▼▼▼

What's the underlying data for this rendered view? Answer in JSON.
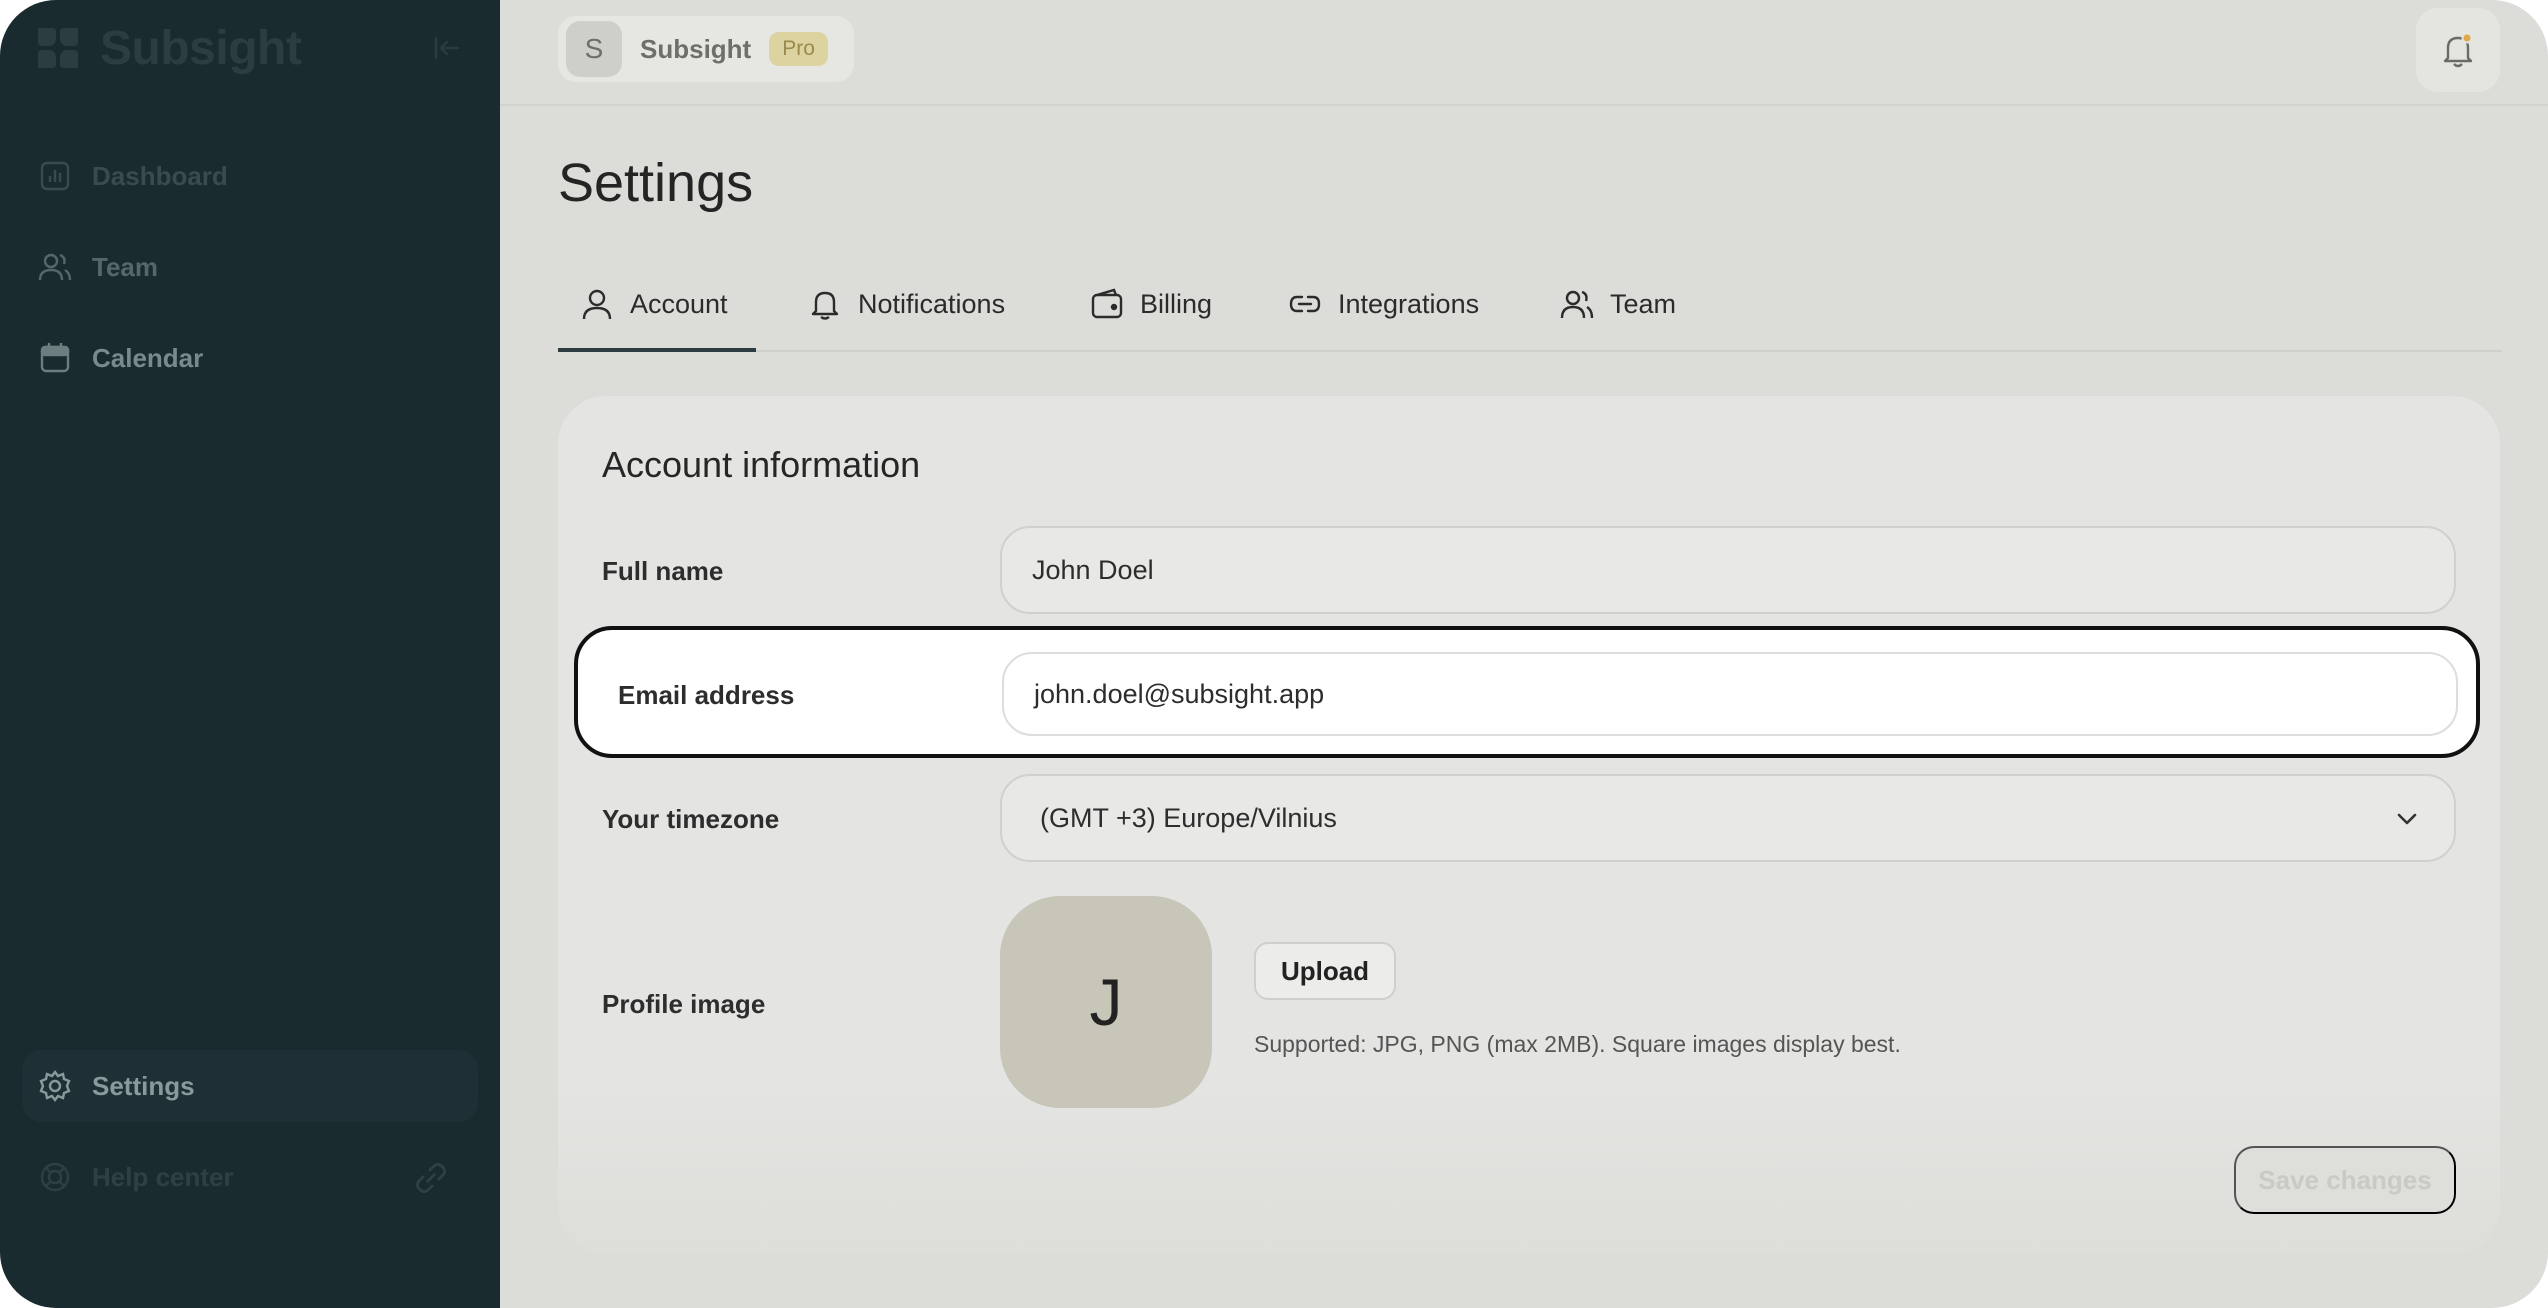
{
  "brand": {
    "name": "Subsight"
  },
  "sidebar": {
    "items": [
      {
        "label": "Dashboard",
        "icon": "chart-icon"
      },
      {
        "label": "Team",
        "icon": "users-icon"
      },
      {
        "label": "Calendar",
        "icon": "calendar-icon"
      }
    ],
    "footer_items": [
      {
        "label": "Settings",
        "icon": "gear-icon",
        "active": true
      },
      {
        "label": "Help center",
        "icon": "lifebuoy-icon",
        "external": true
      }
    ]
  },
  "topbar": {
    "workspace_initial": "S",
    "workspace_name": "Subsight",
    "plan_badge": "Pro",
    "notifications_icon": "bell-icon",
    "has_unread": true
  },
  "page": {
    "title": "Settings",
    "tabs": [
      {
        "label": "Account",
        "icon": "user-icon",
        "active": true
      },
      {
        "label": "Notifications",
        "icon": "bell-icon"
      },
      {
        "label": "Billing",
        "icon": "wallet-icon"
      },
      {
        "label": "Integrations",
        "icon": "link-icon"
      },
      {
        "label": "Team",
        "icon": "users-icon"
      }
    ]
  },
  "account": {
    "section_title": "Account information",
    "full_name": {
      "label": "Full name",
      "value": "John Doel"
    },
    "email": {
      "label": "Email address",
      "value": "john.doel@subsight.app"
    },
    "timezone": {
      "label": "Your timezone",
      "value": "(GMT +3) Europe/Vilnius"
    },
    "profile_image": {
      "label": "Profile image",
      "initial": "J",
      "upload_label": "Upload",
      "hint": "Supported: JPG, PNG (max 2MB). Square images display best."
    },
    "save_label": "Save changes"
  },
  "colors": {
    "sidebar_bg": "#1a2b30",
    "page_bg": "#dcdcd8",
    "card_bg": "#e4e4e2",
    "badge_bg": "#ddd3a0",
    "notification_dot": "#e0a848"
  }
}
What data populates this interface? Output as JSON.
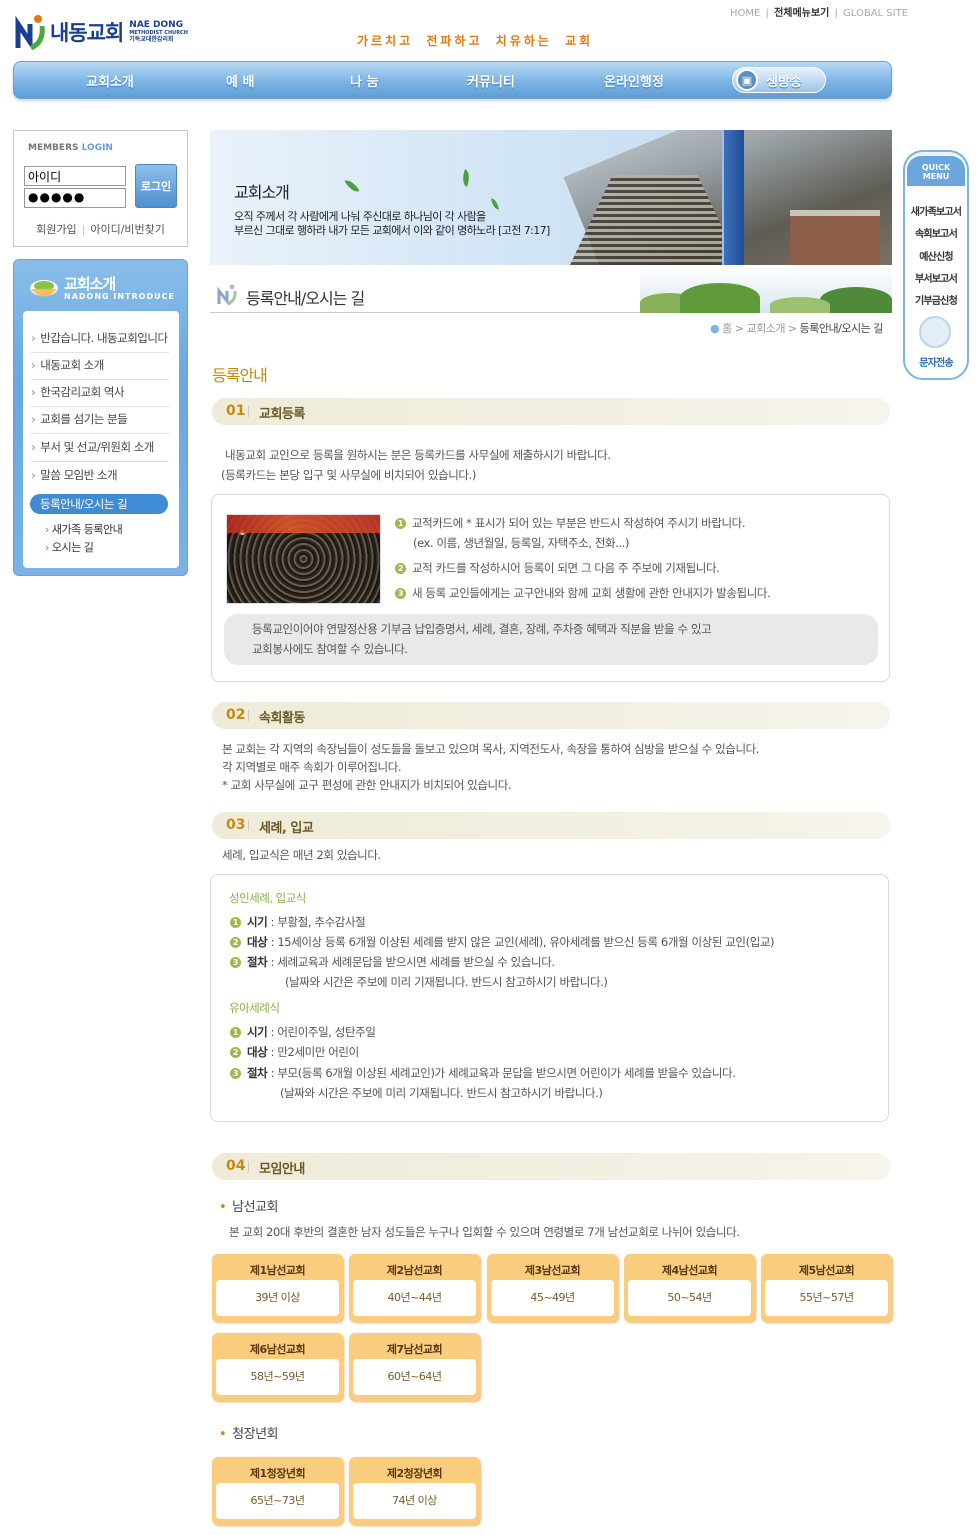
{
  "top_links": {
    "home": "HOME",
    "sitemap": "전체메뉴보기",
    "global": "GLOBAL SITE"
  },
  "logo": {
    "name": "내동교회",
    "sub_en": "NAE DONG",
    "sub_en2": "METHODIST CHURCH",
    "sub_kr": "기독교대한감리회"
  },
  "slogan": "가르치고 전파하고 치유하는 교회",
  "gnb": [
    "교회소개",
    "예 배",
    "나 눔",
    "커뮤니티",
    "온라인행정"
  ],
  "live_label": "생방송",
  "login": {
    "members": "MEMBERS",
    "login_word": "LOGIN",
    "id_value": "아이디",
    "pw_value": "●●●●●",
    "button": "로그인",
    "join": "회원가입",
    "find": "아이디/비번찾기"
  },
  "lnb": {
    "title": "교회소개",
    "subtitle": "NADONG INTRODUCE",
    "items": [
      "반갑습니다. 내동교회입니다",
      "내동교회 소개",
      "한국감리교회 역사",
      "교회를 섬기는 분들",
      "부서 및 선교/위원회 소개",
      "말씀 모임반 소개"
    ],
    "active": "등록안내/오시는 길",
    "sub_items": [
      "새가족 등록안내",
      "오시는 길"
    ]
  },
  "visual": {
    "title": "교회소개",
    "line1": "오직 주께서 각 사람에게 나눠 주신대로 하나님이 각 사람을",
    "line2": "부르신 그대로 행하라 내가 모든 교회에서 이와 같이 명하노라 [고전 7:17]"
  },
  "page_title": "등록안내/오시는 길",
  "location": {
    "home": "홈",
    "parent": "교회소개",
    "current": "등록안내/오시는 길"
  },
  "quick_menu": {
    "head1": "QUICK",
    "head2": "MENU",
    "items": [
      "새가족보고서",
      "속회보고서",
      "예산신청",
      "부서보고서",
      "기부금신청"
    ],
    "sms": "문자전송"
  },
  "content": {
    "heading": "등록안내",
    "sec1": {
      "num": "01",
      "name": "교회등록",
      "intro1": "내동교회 교인으로 등록을 원하시는 분은 등록카드를 사무실에 제출하시기 바랍니다.",
      "intro2": "(등록카드는 본당 입구 및 사무실에 비치되어 있습니다.)",
      "item1": "교적카드에 * 표시가 되어 있는 부분은 반드시 작성하여 주시기 바랍니다.",
      "item1b": "(ex. 이름, 생년월일, 등록일, 자택주소, 전화...)",
      "item2": "교적 카드를 작성하시어 등록이 되면 그 다음 주 주보에 기재됩니다.",
      "item3": "새 등록 교인들에게는 교구안내와 함께 교회 생활에 관한 안내지가 발송됩니다.",
      "note1": "등록교인이어야 연말정산용 기부금 납입증명서, 세례, 결혼, 장례, 주차증 혜택과 직분을 받을 수  있고",
      "note2": "교회봉사에도 참여할 수 있습니다."
    },
    "sec2": {
      "num": "02",
      "name": "속회활동",
      "line1": "본 교회는 각 지역의 속장님들이 성도들을 돌보고 있으며 목사, 지역전도사, 속장을 통하여 심방을 받으실 수 있습니다.",
      "line2": "각 지역별로 매주 속회가 이루어집니다.",
      "line3": "* 교회 사무실에 교구 편성에 관한 안내지가 비치되어 있습니다."
    },
    "sec3": {
      "num": "03",
      "name": "세례, 입교",
      "intro": "세례, 입교식은 매년 2회 있습니다.",
      "adult_title": "성인세례, 입교식",
      "adult": [
        {
          "label": "시기",
          "text": " : 부활절, 추수감사절"
        },
        {
          "label": "대상",
          "text": " : 15세이상 등록 6개월 이상된 세례를 받지 않은 교인(세례), 유아세례를 받으신 등록 6개월 이상된 교인(입교)"
        },
        {
          "label": "절차",
          "text": " : 세례교육과 세례문답을 받으시면 세례를 받으실 수 있습니다."
        }
      ],
      "adult_note": "(날짜와 시간은 주보에 미리 기재됩니다. 반드시 참고하시기 바랍니다.)",
      "infant_title": "유아세례식",
      "infant": [
        {
          "label": "시기",
          "text": " : 어린이주일, 성탄주일"
        },
        {
          "label": "대상",
          "text": " : 만2세미만 어린이"
        },
        {
          "label": "절차",
          "text": " : 부모(등록 6개월 이상된 세례교인)가 세례교육과 문답을 받으시면 어린이가 세례를 받을수 있습니다."
        }
      ],
      "infant_note": "(날짜와 시간은 주보에 미리 기재됩니다. 반드시 참고하시기 바랍니다.)"
    },
    "sec4": {
      "num": "04",
      "name": "모임안내",
      "men_title": "남선교회",
      "men_desc": "본 교회 20대 후반의 결혼한 남자 성도들은 누구나 입회할 수 있으며 연령별로 7개 남선교회로 나뉘어 있습니다.",
      "men": [
        {
          "name": "제1남선교회",
          "age": "39년 이상"
        },
        {
          "name": "제2남선교회",
          "age": "40년~44년"
        },
        {
          "name": "제3남선교회",
          "age": "45~49년"
        },
        {
          "name": "제4남선교회",
          "age": "50~54년"
        },
        {
          "name": "제5남선교회",
          "age": "55년~57년"
        },
        {
          "name": "제6남선교회",
          "age": "58년~59년"
        },
        {
          "name": "제7남선교회",
          "age": "60년~64년"
        }
      ],
      "elder_title": "청장년회",
      "elder": [
        {
          "name": "제1청장년회",
          "age": "65년~73년"
        },
        {
          "name": "제2청장년회",
          "age": "74년 이상"
        }
      ]
    }
  }
}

▲▲▲

▸ Exercise
Repeat the material above word for word and skip every image in it.

▸ Solution
What's the underlying data for this rendered view? Answer in JSON.
{
  "brand": {
    "name": "Subsight"
  },
  "sidebar": {
    "items": [
      {
        "label": "Dashboard",
        "icon": "chart-icon"
      },
      {
        "label": "Team",
        "icon": "users-icon"
      },
      {
        "label": "Calendar",
        "icon": "calendar-icon"
      }
    ],
    "footer_items": [
      {
        "label": "Settings",
        "icon": "gear-icon",
        "active": true
      },
      {
        "label": "Help center",
        "icon": "lifebuoy-icon",
        "external": true
      }
    ]
  },
  "topbar": {
    "workspace_initial": "S",
    "workspace_name": "Subsight",
    "plan_badge": "Pro",
    "notifications_icon": "bell-icon",
    "has_unread": true
  },
  "page": {
    "title": "Settings",
    "tabs": [
      {
        "label": "Account",
        "icon": "user-icon",
        "active": true
      },
      {
        "label": "Notifications",
        "icon": "bell-icon"
      },
      {
        "label": "Billing",
        "icon": "wallet-icon"
      },
      {
        "label": "Integrations",
        "icon": "link-icon"
      },
      {
        "label": "Team",
        "icon": "users-icon"
      }
    ]
  },
  "account": {
    "section_title": "Account information",
    "full_name": {
      "label": "Full name",
      "value": "John Doel"
    },
    "email": {
      "label": "Email address",
      "value": "john.doel@subsight.app"
    },
    "timezone": {
      "label": "Your timezone",
      "value": "(GMT +3) Europe/Vilnius"
    },
    "profile_image": {
      "label": "Profile image",
      "initial": "J",
      "upload_label": "Upload",
      "hint": "Supported: JPG, PNG (max 2MB). Square images display best."
    },
    "save_label": "Save changes"
  },
  "colors": {
    "sidebar_bg": "#1a2b30",
    "page_bg": "#dcdcd8",
    "card_bg": "#e4e4e2",
    "badge_bg": "#ddd3a0",
    "notification_dot": "#e0a848"
  }
}
What data populates this interface? Output as JSON.
{
  "top_links": {
    "home": "HOME",
    "sitemap": "전체메뉴보기",
    "global": "GLOBAL SITE"
  },
  "logo": {
    "name": "내동교회",
    "sub_en": "NAE DONG",
    "sub_en2": "METHODIST CHURCH",
    "sub_kr": "기독교대한감리회"
  },
  "slogan": "가르치고 전파하고 치유하는 교회",
  "gnb": [
    "교회소개",
    "예 배",
    "나 눔",
    "커뮤니티",
    "온라인행정"
  ],
  "live_label": "생방송",
  "login": {
    "members": "MEMBERS",
    "login_word": "LOGIN",
    "id_value": "아이디",
    "pw_value": "●●●●●",
    "button": "로그인",
    "join": "회원가입",
    "find": "아이디/비번찾기"
  },
  "lnb": {
    "title": "교회소개",
    "subtitle": "NADONG INTRODUCE",
    "items": [
      "반갑습니다. 내동교회입니다",
      "내동교회 소개",
      "한국감리교회 역사",
      "교회를 섬기는 분들",
      "부서 및 선교/위원회 소개",
      "말씀 모임반 소개"
    ],
    "active": "등록안내/오시는 길",
    "sub_items": [
      "새가족 등록안내",
      "오시는 길"
    ]
  },
  "visual": {
    "title": "교회소개",
    "line1": "오직 주께서 각 사람에게 나눠 주신대로 하나님이 각 사람을",
    "line2": "부르신 그대로 행하라 내가 모든 교회에서 이와 같이 명하노라 [고전 7:17]"
  },
  "page_title": "등록안내/오시는 길",
  "location": {
    "home": "홈",
    "parent": "교회소개",
    "current": "등록안내/오시는 길"
  },
  "quick_menu": {
    "head1": "QUICK",
    "head2": "MENU",
    "items": [
      "새가족보고서",
      "속회보고서",
      "예산신청",
      "부서보고서",
      "기부금신청"
    ],
    "sms": "문자전송"
  },
  "content": {
    "heading": "등록안내",
    "sec1": {
      "num": "01",
      "name": "교회등록",
      "intro1": "내동교회 교인으로 등록을 원하시는 분은 등록카드를 사무실에 제출하시기 바랍니다.",
      "intro2": "(등록카드는 본당 입구 및 사무실에 비치되어 있습니다.)",
      "item1": "교적카드에 * 표시가 되어 있는 부분은 반드시 작성하여 주시기 바랍니다.",
      "item1b": "(ex. 이름, 생년월일, 등록일, 자택주소, 전화...)",
      "item2": "교적 카드를 작성하시어 등록이 되면 그 다음 주 주보에 기재됩니다.",
      "item3": "새 등록 교인들에게는 교구안내와 함께 교회 생활에 관한 안내지가 발송됩니다.",
      "note1": "등록교인이어야 연말정산용 기부금 납입증명서, 세례, 결혼, 장례, 주차증 혜택과 직분을 받을 수  있고",
      "note2": "교회봉사에도 참여할 수 있습니다."
    },
    "sec2": {
      "num": "02",
      "name": "속회활동",
      "line1": "본 교회는 각 지역의 속장님들이 성도들을 돌보고 있으며 목사, 지역전도사, 속장을 통하여 심방을 받으실 수 있습니다.",
      "line2": "각 지역별로 매주 속회가 이루어집니다.",
      "line3": "* 교회 사무실에 교구 편성에 관한 안내지가 비치되어 있습니다."
    },
    "sec3": {
      "num": "03",
      "name": "세례, 입교",
      "intro": "세례, 입교식은 매년 2회 있습니다.",
      "adult_title": "성인세례, 입교식",
      "adult": [
        {
          "label": "시기",
          "text": " : 부활절, 추수감사절"
        },
        {
          "label": "대상",
          "text": " : 15세이상 등록 6개월 이상된 세례를 받지 않은 교인(세례), 유아세례를 받으신 등록 6개월 이상된 교인(입교)"
        },
        {
          "label": "절차",
          "text": " : 세례교육과 세례문답을 받으시면 세례를 받으실 수 있습니다."
        }
      ],
      "adult_note": "(날짜와 시간은 주보에 미리 기재됩니다. 반드시 참고하시기 바랍니다.)",
      "infant_title": "유아세례식",
      "infant": [
        {
          "label": "시기",
          "text": " : 어린이주일, 성탄주일"
        },
        {
          "label": "대상",
          "text": " : 만2세미만 어린이"
        },
        {
          "label": "절차",
          "text": " : 부모(등록 6개월 이상된 세례교인)가 세례교육과 문답을 받으시면 어린이가 세례를 받을수 있습니다."
        }
      ],
      "infant_note": "(날짜와 시간은 주보에 미리 기재됩니다. 반드시 참고하시기 바랍니다.)"
    },
    "sec4": {
      "num": "04",
      "name": "모임안내",
      "men_title": "남선교회",
      "men_desc": "본 교회 20대 후반의 결혼한 남자 성도들은 누구나 입회할 수 있으며 연령별로 7개 남선교회로 나뉘어 있습니다.",
      "men": [
        {
          "name": "제1남선교회",
          "age": "39년 이상"
        },
        {
          "name": "제2남선교회",
          "age": "40년~44년"
        },
        {
          "name": "제3남선교회",
          "age": "45~49년"
        },
        {
          "name": "제4남선교회",
          "age": "50~54년"
        },
        {
          "name": "제5남선교회",
          "age": "55년~57년"
        },
        {
          "name": "제6남선교회",
          "age": "58년~59년"
        },
        {
          "name": "제7남선교회",
          "age": "60년~64년"
        }
      ],
      "elder_title": "청장년회",
      "elder": [
        {
          "name": "제1청장년회",
          "age": "65년~73년"
        },
        {
          "name": "제2청장년회",
          "age": "74년 이상"
        }
      ]
    }
  }
}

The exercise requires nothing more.